• _PROBLEM REQUIREMENTS_:
List all the lines in these records that hold "Saints".

----

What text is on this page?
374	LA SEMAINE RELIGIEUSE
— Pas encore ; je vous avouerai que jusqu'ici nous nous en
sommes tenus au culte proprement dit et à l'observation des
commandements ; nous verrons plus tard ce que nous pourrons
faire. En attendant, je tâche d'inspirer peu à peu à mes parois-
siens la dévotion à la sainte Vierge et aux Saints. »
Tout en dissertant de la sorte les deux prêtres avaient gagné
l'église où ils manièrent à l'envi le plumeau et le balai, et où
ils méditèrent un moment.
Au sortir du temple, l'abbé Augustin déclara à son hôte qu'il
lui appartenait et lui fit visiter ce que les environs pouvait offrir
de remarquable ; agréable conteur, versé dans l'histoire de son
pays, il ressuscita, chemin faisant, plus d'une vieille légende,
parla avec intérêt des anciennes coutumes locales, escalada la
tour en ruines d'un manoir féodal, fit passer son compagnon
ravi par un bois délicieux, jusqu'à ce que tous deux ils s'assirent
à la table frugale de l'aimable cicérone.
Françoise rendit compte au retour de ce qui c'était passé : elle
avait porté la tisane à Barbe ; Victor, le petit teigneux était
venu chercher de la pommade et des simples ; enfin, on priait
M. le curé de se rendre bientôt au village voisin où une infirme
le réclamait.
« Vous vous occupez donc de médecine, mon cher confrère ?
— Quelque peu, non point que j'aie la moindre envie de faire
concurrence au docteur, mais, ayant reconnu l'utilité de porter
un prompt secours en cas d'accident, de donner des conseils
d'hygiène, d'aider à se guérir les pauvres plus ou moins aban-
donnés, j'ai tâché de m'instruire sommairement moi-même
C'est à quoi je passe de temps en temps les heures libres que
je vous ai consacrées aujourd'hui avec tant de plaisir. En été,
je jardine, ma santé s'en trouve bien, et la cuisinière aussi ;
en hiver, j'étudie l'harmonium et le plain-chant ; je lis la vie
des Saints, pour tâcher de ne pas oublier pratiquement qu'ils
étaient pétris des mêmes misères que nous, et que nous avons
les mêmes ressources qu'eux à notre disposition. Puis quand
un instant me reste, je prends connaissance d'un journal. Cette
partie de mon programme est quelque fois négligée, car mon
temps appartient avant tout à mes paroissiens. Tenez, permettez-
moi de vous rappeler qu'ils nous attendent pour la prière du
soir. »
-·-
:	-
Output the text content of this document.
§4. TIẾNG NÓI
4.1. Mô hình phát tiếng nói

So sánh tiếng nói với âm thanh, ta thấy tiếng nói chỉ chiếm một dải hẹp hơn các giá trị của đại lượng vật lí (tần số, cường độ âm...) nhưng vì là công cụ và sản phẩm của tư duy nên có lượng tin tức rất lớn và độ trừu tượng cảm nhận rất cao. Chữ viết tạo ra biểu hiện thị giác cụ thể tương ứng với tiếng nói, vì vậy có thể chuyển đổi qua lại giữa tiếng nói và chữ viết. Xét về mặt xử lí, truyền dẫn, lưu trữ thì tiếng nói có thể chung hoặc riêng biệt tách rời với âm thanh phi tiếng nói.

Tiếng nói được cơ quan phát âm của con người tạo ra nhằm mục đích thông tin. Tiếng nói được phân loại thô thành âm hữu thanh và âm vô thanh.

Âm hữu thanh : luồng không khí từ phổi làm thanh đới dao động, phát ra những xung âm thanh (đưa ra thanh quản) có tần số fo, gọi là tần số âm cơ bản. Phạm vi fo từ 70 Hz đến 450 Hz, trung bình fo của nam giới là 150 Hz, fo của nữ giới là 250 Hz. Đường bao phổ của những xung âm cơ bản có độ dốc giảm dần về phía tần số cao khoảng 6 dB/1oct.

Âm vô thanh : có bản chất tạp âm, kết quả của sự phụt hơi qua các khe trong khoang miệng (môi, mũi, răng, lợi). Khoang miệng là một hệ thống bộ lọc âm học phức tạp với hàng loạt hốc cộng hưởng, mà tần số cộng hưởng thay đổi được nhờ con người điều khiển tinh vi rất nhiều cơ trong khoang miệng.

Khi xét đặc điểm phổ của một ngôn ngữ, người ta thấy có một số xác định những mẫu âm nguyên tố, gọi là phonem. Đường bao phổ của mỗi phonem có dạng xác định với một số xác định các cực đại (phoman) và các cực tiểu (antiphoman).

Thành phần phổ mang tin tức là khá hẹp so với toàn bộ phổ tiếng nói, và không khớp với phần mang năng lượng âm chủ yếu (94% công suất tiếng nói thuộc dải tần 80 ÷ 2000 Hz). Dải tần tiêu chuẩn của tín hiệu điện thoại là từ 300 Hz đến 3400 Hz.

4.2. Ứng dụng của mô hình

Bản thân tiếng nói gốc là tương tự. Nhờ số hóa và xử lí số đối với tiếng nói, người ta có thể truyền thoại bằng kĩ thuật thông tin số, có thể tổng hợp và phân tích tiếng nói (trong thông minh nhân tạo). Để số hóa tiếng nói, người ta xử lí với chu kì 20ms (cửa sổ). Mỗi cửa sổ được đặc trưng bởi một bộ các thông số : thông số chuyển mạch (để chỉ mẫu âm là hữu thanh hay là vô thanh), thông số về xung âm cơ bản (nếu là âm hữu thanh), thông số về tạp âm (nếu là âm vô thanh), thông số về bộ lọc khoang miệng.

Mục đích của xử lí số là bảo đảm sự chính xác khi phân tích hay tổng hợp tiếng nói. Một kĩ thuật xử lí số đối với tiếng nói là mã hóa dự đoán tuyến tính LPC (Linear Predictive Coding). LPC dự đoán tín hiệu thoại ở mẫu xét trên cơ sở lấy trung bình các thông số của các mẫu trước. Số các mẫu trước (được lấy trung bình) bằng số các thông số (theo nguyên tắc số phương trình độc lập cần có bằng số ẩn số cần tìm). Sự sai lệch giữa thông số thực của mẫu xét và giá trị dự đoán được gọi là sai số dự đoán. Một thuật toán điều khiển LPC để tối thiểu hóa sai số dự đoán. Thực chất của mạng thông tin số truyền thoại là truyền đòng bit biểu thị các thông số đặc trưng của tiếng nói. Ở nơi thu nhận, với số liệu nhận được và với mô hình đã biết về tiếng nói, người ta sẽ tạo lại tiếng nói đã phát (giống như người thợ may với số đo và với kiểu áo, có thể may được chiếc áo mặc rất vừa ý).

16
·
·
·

----

• _REPLY TO THE EXERCISE_:
siens la dévotion à la sainte Vierge et aux Saints. »
des Saints, pour tâcher de ne pas oublier pratiquement qu'ils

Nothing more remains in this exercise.